Records contained in a dataset:
☆ ☆ ☆ ☆ ☆

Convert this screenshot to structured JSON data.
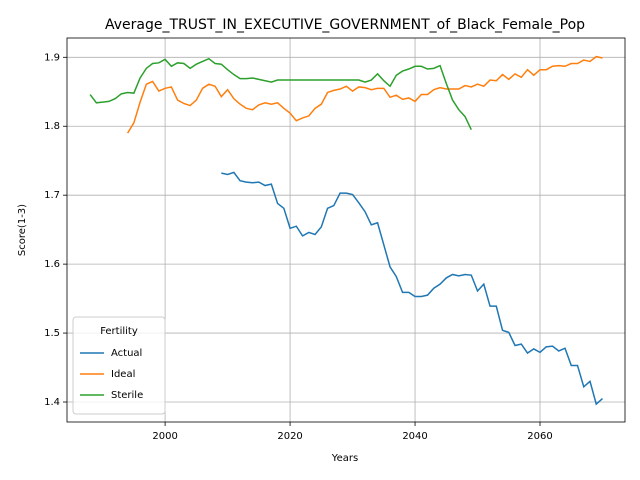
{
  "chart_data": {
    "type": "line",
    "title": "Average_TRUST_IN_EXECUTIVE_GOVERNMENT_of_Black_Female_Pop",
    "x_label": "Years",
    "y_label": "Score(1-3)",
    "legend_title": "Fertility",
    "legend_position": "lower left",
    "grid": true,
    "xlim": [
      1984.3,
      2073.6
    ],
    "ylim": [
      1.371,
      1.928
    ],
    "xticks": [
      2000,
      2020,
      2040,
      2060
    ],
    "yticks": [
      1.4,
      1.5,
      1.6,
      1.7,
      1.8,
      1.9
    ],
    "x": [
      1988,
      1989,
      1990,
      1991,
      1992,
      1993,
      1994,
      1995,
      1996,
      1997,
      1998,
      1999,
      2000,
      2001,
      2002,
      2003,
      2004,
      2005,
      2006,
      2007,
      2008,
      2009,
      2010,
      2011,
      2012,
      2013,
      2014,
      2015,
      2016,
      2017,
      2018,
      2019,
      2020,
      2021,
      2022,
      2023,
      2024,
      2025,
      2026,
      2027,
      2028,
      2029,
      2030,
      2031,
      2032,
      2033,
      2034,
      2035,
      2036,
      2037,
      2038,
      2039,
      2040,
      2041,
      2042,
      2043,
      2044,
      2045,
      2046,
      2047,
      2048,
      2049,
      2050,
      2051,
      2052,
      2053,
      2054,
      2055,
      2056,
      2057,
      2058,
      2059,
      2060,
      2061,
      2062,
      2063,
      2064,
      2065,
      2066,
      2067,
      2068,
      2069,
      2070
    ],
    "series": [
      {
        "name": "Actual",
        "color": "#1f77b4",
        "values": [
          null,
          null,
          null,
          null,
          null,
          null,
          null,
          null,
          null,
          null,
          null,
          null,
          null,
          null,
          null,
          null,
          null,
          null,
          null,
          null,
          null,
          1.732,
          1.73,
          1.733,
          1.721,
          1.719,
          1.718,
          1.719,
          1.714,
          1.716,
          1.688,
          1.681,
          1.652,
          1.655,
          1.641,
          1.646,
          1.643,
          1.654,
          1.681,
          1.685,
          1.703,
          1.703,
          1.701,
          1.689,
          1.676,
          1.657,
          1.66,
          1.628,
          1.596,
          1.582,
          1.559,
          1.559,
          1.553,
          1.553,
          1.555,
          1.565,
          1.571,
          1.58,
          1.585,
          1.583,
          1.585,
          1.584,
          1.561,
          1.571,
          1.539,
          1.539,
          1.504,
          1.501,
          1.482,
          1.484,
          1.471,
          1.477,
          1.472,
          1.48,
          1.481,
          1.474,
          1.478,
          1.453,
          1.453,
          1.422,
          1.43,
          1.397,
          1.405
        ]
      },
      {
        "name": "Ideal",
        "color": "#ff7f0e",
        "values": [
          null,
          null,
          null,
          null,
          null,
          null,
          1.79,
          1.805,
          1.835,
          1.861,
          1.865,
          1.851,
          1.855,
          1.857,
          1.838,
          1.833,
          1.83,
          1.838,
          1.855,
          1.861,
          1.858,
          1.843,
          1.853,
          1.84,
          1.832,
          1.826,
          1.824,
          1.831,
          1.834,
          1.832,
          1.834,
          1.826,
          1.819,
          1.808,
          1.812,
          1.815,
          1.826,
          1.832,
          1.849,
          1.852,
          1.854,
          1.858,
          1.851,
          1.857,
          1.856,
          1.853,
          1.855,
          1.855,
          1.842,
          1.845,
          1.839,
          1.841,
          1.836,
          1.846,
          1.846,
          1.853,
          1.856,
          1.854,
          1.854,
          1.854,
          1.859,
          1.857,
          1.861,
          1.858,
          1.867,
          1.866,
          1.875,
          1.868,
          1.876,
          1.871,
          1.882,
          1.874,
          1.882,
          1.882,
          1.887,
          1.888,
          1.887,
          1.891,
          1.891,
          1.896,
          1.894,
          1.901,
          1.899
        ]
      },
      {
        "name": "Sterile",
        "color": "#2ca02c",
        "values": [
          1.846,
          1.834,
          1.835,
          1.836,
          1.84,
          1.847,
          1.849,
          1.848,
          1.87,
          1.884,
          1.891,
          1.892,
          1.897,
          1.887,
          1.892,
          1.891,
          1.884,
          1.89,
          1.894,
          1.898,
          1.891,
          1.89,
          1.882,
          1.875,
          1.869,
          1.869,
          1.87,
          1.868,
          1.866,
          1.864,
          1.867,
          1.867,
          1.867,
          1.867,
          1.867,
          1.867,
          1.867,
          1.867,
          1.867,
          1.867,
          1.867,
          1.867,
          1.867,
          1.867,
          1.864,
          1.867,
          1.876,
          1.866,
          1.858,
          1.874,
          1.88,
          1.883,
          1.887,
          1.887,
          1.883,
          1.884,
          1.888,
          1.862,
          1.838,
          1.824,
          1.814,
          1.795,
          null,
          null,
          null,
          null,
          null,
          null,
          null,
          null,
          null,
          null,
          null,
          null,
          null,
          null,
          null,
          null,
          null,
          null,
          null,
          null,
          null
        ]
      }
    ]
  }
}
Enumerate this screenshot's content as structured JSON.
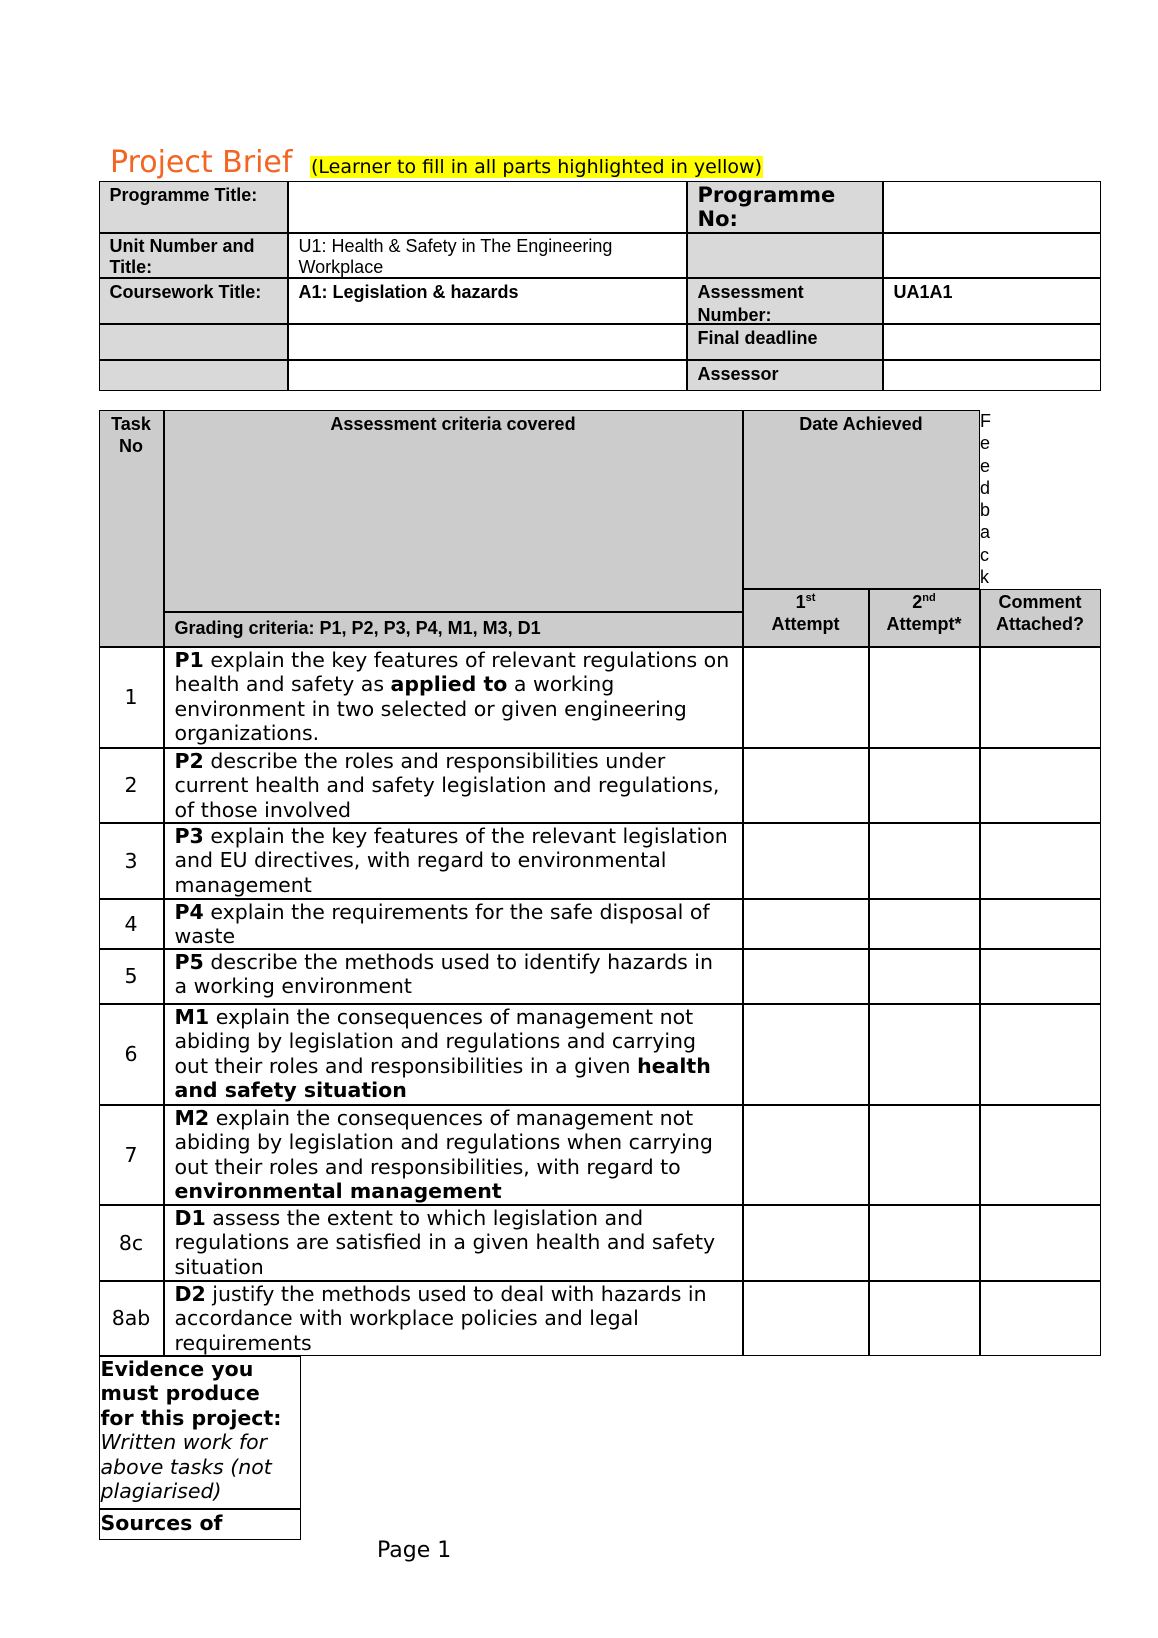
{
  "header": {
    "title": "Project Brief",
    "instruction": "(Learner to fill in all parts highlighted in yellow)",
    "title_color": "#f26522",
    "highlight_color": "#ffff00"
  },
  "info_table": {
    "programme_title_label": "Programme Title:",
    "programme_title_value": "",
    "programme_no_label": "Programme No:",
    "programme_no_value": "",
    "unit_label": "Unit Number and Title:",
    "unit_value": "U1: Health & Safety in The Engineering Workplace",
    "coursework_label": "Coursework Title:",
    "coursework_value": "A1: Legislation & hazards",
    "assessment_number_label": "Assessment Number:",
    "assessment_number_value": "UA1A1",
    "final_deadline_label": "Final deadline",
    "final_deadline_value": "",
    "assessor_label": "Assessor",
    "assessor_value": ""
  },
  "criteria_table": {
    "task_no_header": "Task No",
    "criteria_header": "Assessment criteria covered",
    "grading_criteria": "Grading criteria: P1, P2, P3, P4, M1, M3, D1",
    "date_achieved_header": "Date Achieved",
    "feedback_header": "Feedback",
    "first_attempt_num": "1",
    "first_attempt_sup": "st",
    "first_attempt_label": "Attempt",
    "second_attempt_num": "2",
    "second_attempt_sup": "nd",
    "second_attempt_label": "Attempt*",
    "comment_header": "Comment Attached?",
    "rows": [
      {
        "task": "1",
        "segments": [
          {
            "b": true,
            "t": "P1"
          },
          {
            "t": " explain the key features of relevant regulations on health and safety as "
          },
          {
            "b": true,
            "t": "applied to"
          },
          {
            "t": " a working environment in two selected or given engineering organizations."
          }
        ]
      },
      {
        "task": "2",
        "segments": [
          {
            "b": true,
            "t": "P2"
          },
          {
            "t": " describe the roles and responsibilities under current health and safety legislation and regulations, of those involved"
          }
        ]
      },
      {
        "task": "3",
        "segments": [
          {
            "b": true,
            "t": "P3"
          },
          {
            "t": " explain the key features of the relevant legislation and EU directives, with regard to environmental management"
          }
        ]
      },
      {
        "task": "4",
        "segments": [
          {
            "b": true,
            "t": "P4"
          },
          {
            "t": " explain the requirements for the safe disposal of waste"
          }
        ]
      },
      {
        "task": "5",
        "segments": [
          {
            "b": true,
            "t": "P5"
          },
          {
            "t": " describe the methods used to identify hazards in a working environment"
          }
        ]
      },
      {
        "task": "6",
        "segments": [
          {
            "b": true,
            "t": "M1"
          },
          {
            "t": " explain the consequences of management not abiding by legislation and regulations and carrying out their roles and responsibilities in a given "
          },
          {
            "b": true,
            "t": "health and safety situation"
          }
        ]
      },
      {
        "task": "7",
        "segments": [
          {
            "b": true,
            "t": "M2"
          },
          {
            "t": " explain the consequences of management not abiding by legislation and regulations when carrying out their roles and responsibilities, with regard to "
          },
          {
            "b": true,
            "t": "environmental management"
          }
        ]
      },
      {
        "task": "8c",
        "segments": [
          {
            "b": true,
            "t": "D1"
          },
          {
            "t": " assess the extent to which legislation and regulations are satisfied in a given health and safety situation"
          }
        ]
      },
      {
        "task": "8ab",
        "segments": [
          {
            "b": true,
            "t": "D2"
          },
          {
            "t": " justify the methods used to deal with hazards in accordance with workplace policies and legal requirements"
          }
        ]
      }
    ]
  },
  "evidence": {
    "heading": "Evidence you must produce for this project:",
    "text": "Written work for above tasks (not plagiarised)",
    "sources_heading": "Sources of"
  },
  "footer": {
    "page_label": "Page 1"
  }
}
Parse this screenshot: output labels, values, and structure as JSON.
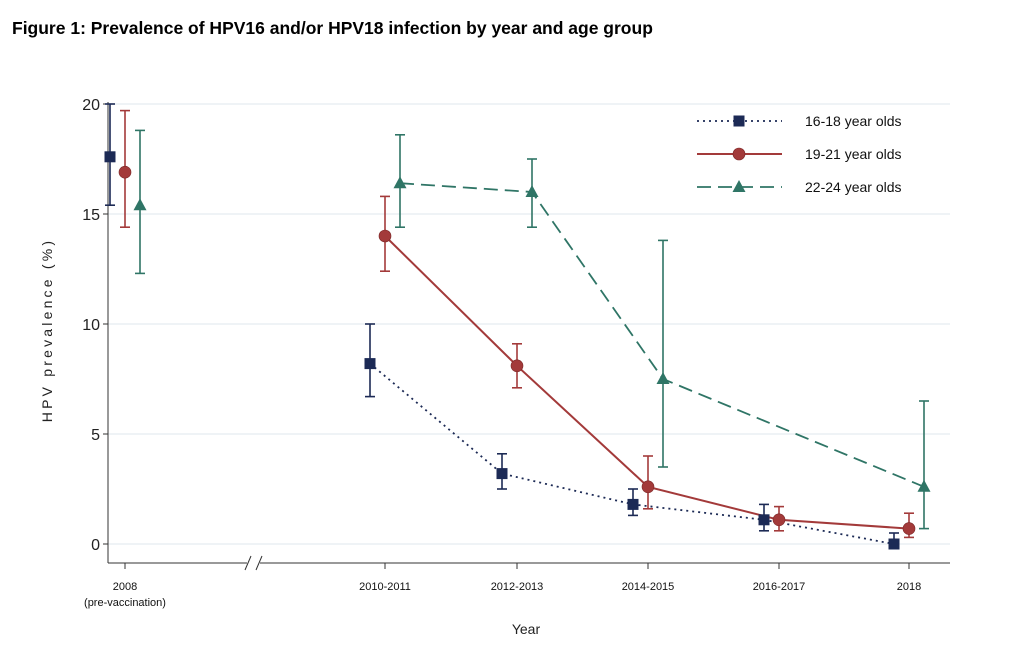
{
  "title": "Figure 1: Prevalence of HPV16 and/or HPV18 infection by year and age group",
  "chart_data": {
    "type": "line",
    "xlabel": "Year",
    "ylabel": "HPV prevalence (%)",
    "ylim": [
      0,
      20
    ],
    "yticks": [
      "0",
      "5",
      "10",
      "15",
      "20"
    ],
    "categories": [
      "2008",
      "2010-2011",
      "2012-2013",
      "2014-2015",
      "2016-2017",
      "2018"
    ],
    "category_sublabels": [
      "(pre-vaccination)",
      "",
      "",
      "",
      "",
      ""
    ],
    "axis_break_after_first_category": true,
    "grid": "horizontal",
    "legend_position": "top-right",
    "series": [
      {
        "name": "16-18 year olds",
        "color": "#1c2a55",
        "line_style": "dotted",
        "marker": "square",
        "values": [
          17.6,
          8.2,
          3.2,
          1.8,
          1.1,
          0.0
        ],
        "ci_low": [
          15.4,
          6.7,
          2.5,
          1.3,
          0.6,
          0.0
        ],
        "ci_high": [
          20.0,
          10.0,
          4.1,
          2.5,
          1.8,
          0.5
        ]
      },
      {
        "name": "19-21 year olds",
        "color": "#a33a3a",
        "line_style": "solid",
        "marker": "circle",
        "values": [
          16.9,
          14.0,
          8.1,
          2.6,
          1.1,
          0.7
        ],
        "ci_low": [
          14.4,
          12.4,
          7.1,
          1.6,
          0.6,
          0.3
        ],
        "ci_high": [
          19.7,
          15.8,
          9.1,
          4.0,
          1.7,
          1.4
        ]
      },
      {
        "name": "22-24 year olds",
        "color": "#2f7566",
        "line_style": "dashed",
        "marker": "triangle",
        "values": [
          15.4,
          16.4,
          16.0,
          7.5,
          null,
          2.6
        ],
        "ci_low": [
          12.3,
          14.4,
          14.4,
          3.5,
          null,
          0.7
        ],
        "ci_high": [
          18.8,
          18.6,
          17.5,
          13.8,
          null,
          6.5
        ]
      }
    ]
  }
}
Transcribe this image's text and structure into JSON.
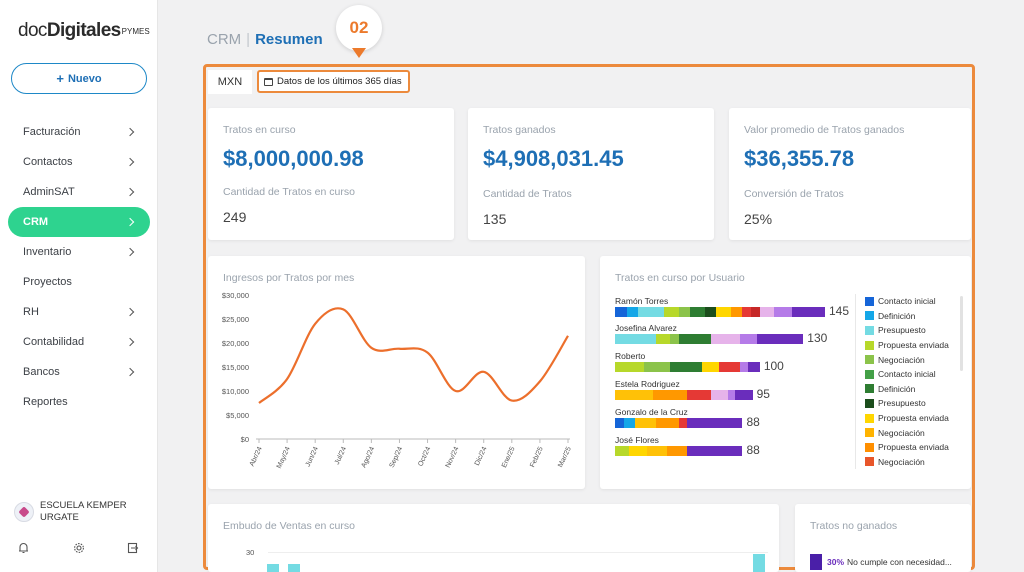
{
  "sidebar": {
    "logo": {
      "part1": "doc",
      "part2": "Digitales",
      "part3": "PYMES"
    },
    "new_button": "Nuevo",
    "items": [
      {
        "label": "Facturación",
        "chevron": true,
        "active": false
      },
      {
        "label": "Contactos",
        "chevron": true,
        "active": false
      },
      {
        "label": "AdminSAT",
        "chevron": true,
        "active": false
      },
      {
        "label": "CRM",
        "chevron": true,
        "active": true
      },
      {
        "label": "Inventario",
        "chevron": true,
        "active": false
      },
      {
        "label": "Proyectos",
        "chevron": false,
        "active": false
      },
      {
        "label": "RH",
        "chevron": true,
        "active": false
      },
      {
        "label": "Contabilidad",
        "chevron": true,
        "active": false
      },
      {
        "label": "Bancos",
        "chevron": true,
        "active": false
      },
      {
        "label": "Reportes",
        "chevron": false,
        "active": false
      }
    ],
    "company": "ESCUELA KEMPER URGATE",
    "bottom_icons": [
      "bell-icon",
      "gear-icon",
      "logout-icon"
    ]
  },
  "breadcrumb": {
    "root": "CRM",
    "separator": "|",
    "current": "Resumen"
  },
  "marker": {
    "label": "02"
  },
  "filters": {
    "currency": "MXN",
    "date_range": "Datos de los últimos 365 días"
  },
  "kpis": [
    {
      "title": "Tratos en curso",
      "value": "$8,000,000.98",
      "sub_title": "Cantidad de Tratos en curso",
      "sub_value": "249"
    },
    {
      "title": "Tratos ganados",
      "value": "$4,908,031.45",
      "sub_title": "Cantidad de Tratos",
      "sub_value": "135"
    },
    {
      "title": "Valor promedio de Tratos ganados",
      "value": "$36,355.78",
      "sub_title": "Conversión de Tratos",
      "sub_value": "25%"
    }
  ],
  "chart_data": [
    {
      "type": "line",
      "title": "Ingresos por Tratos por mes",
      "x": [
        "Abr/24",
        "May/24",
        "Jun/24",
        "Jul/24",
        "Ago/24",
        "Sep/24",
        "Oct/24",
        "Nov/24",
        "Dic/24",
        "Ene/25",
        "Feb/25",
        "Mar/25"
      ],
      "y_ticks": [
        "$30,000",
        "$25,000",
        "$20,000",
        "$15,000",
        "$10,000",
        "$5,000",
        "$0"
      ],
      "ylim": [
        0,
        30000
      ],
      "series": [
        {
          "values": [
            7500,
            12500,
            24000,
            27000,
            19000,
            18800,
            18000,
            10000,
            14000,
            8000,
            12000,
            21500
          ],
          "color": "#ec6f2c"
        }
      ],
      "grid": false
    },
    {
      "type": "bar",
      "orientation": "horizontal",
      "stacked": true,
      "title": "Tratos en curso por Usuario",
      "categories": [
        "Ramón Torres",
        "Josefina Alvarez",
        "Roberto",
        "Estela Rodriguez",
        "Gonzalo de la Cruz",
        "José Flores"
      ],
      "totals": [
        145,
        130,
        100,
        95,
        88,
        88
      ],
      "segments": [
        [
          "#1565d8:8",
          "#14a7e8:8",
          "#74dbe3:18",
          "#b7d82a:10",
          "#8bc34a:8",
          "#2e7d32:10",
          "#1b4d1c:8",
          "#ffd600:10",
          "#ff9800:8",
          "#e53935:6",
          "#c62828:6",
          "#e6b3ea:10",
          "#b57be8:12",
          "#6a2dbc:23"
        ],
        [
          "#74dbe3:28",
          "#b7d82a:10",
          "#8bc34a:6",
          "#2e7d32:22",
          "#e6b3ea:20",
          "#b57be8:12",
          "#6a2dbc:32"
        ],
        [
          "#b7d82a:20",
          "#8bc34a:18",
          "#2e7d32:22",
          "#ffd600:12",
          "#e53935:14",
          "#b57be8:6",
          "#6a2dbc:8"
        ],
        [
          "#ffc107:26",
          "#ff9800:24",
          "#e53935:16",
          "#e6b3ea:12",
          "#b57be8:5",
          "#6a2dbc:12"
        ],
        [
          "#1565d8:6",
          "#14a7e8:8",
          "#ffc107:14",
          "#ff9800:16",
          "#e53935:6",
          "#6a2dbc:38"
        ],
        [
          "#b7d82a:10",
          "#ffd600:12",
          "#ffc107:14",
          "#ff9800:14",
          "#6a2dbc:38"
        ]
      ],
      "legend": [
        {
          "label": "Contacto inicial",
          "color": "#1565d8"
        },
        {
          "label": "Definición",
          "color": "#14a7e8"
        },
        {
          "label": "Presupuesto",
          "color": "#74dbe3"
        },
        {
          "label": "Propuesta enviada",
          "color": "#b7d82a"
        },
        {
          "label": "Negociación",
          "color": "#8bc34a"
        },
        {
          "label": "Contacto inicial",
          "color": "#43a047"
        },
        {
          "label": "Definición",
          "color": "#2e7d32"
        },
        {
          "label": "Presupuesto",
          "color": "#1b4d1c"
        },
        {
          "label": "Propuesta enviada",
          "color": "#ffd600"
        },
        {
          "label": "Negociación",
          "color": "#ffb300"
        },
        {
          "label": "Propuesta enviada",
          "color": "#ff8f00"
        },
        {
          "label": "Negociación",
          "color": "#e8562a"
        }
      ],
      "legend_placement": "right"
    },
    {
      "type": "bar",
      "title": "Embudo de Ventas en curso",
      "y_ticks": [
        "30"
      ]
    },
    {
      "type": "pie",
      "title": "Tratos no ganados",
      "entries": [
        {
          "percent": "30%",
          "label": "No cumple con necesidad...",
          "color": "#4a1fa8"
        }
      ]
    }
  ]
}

☆ ☆ ☆ ☆ ☆

INSTRUCTIONS TO FOLLOW: Track down all lines above with the string "name" and copy them.

SOLUTION FOR THIS TASK:
        "name": "Actual",
        "name": "Ideal",
        "name": "Sterile",
        "name": "16-18 year olds",
        "name": "19-21 year olds",
        "name": "22-24 year olds",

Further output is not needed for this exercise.